=== RECORD EXCERPTS ===

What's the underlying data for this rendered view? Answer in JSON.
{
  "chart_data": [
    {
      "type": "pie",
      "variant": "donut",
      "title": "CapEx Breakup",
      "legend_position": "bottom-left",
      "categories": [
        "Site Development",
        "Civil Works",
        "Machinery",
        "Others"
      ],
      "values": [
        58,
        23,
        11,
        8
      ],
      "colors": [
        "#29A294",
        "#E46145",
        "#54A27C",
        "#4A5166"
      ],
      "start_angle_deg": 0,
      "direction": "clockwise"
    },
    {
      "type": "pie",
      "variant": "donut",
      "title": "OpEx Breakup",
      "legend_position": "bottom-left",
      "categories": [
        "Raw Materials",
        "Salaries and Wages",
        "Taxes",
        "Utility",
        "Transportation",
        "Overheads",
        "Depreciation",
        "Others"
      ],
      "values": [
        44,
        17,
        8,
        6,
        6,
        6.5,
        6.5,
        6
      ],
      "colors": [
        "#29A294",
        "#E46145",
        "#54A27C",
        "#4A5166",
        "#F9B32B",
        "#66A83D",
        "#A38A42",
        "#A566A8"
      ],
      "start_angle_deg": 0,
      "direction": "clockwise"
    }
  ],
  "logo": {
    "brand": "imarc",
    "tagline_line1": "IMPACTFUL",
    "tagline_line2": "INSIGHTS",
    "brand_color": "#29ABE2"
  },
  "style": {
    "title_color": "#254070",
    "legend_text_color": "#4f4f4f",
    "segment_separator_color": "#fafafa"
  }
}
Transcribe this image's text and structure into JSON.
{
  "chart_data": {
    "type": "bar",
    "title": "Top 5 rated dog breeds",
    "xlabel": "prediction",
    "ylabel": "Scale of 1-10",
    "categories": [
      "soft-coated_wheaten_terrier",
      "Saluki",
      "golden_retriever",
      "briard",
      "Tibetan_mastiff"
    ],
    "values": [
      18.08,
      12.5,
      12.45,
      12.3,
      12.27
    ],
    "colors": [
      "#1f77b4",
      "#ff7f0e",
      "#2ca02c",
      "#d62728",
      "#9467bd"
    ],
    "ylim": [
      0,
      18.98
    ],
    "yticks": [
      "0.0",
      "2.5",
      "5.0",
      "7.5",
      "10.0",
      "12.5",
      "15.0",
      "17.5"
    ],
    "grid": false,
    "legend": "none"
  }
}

===

REQUIREMENT: Extract all of the data exactly as written.

FINISHED ANSWER:
What's the underlying data for this rendered view? Answer in JSON.
{
  "chart_data": [
    {
      "type": "pie",
      "variant": "donut",
      "title": "CapEx Breakup",
      "legend_position": "bottom-left",
      "categories": [
        "Site Development",
        "Civil Works",
        "Machinery",
        "Others"
      ],
      "values": [
        58,
        23,
        11,
        8
      ],
      "colors": [
        "#29A294",
        "#E46145",
        "#54A27C",
        "#4A5166"
      ],
      "start_angle_deg": 0,
      "direction": "clockwise"
    },
    {
      "type": "pie",
      "variant": "donut",
      "title": "OpEx Breakup",
      "legend_position": "bottom-left",
      "categories": [
        "Raw Materials",
        "Salaries and Wages",
        "Taxes",
        "Utility",
        "Transportation",
        "Overheads",
        "Depreciation",
        "Others"
      ],
      "values": [
        44,
        17,
        8,
        6,
        6,
        6.5,
        6.5,
        6
      ],
      "colors": [
        "#29A294",
        "#E46145",
        "#54A27C",
        "#4A5166",
        "#F9B32B",
        "#66A83D",
        "#A38A42",
        "#A566A8"
      ],
      "start_angle_deg": 0,
      "direction": "clockwise"
    }
  ],
  "logo": {
    "brand": "imarc",
    "tagline_line1": "IMPACTFUL",
    "tagline_line2": "INSIGHTS",
    "brand_color": "#29ABE2"
  },
  "style": {
    "title_color": "#254070",
    "legend_text_color": "#4f4f4f",
    "segment_separator_color": "#fafafa"
  }
}
Transcribe this image's text and structure into JSON.
{
  "chart_data": {
    "type": "bar",
    "title": "Top 5 rated dog breeds",
    "xlabel": "prediction",
    "ylabel": "Scale of 1-10",
    "categories": [
      "soft-coated_wheaten_terrier",
      "Saluki",
      "golden_retriever",
      "briard",
      "Tibetan_mastiff"
    ],
    "values": [
      18.08,
      12.5,
      12.45,
      12.3,
      12.27
    ],
    "colors": [
      "#1f77b4",
      "#ff7f0e",
      "#2ca02c",
      "#d62728",
      "#9467bd"
    ],
    "ylim": [
      0,
      18.98
    ],
    "yticks": [
      "0.0",
      "2.5",
      "5.0",
      "7.5",
      "10.0",
      "12.5",
      "15.0",
      "17.5"
    ],
    "grid": false,
    "legend": "none"
  }
}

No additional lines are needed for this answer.